| INPUT ROWS |
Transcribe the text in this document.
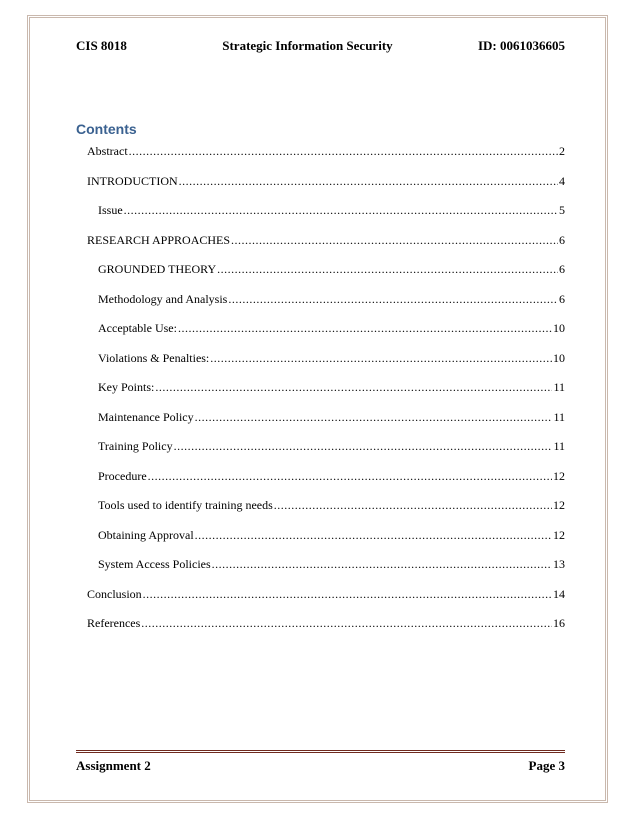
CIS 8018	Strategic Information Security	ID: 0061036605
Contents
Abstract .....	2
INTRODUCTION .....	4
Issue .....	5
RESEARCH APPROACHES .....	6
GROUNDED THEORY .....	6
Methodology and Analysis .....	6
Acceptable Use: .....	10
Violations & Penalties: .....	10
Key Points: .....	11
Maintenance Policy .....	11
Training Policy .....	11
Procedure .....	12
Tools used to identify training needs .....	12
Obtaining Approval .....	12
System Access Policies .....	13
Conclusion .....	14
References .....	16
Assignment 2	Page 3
...
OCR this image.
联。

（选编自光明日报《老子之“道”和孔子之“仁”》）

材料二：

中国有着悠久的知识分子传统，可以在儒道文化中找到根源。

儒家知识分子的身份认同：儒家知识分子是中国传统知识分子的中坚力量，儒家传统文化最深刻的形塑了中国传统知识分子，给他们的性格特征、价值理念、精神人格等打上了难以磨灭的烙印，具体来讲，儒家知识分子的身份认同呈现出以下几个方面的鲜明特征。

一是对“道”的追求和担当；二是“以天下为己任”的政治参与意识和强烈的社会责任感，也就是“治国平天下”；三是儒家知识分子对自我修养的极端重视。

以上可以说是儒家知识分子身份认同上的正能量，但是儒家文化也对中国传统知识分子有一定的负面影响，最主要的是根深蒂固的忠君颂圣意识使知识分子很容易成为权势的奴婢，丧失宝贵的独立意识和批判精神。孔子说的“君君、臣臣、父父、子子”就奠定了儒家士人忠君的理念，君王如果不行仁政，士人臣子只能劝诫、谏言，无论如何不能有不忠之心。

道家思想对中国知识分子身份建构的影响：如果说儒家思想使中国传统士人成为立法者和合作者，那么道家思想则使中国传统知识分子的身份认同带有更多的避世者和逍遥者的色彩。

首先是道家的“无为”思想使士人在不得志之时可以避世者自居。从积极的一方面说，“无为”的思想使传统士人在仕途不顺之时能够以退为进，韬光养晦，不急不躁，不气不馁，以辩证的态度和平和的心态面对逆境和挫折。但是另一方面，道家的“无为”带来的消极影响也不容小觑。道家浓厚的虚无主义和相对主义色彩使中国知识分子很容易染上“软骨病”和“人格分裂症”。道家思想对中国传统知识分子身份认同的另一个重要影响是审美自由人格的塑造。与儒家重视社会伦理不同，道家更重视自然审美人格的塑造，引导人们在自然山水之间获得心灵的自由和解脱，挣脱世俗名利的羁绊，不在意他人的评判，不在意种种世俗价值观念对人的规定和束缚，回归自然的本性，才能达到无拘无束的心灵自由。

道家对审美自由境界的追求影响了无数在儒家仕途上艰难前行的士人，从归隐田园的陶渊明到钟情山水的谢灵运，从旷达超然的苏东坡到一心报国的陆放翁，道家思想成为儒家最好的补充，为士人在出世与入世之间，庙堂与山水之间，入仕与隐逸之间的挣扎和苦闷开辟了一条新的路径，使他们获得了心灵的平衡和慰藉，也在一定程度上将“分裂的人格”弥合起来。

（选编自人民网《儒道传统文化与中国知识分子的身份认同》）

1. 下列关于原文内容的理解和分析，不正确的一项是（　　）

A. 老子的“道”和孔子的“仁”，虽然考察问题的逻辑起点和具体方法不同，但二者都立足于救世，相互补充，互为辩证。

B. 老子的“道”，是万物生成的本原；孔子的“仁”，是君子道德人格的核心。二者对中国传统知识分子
...
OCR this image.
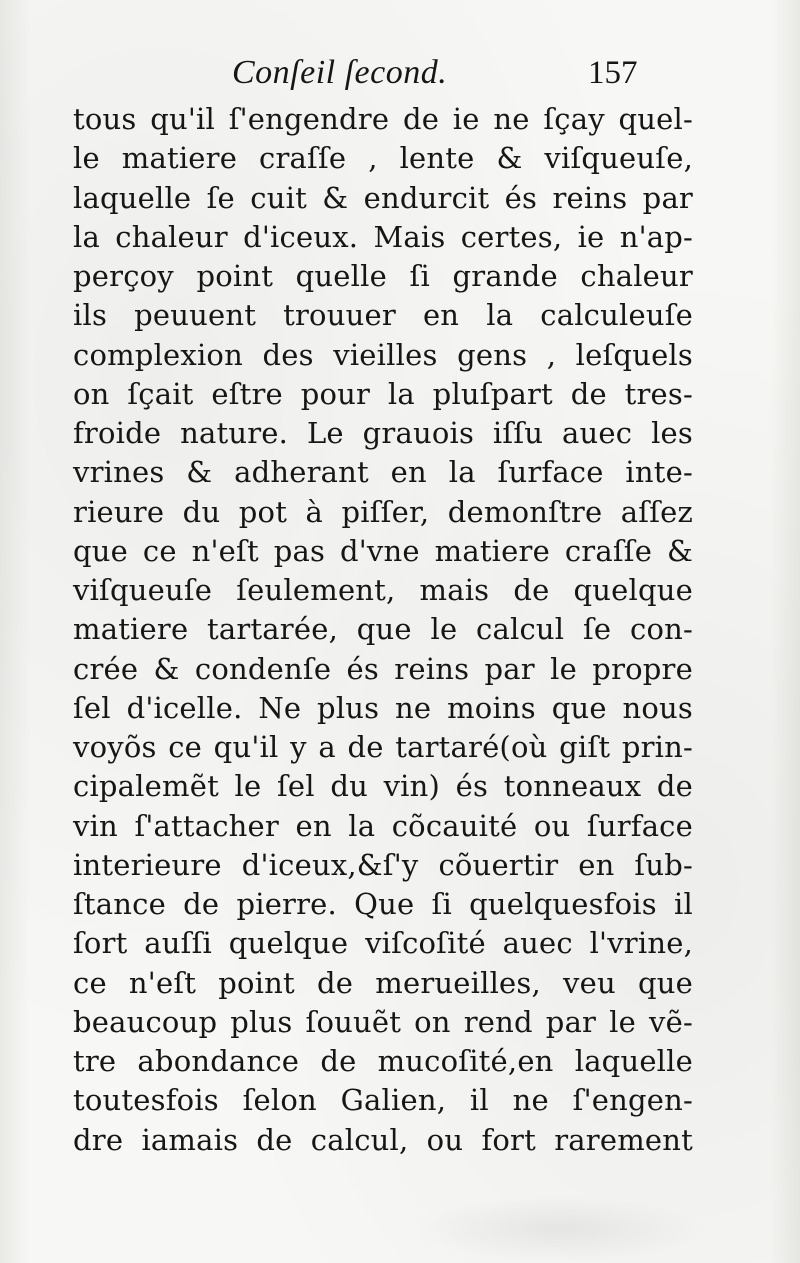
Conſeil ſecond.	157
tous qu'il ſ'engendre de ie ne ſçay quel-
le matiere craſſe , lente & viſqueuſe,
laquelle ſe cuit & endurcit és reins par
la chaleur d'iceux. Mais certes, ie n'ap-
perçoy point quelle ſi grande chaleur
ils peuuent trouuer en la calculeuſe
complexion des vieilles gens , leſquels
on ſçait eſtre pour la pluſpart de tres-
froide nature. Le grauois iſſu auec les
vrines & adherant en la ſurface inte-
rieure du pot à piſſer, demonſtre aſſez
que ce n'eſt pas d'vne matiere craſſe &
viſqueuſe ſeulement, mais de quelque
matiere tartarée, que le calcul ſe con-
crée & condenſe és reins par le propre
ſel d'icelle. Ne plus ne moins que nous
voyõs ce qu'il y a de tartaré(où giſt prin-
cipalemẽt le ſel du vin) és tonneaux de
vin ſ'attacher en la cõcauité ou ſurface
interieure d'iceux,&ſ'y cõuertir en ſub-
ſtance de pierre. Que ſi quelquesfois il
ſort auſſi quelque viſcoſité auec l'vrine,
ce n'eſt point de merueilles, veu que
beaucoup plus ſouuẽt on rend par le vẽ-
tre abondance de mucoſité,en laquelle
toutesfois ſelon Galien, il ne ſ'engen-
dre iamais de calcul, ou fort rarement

| DIRECTIONS FOR THIS TASK |
For each line of the listing that holds the word "plus", show that line.

| CORRECT ANSWER |
ſel d'icelle. Ne plus ne moins que nous
beaucoup plus ſouuẽt on rend par le vẽ-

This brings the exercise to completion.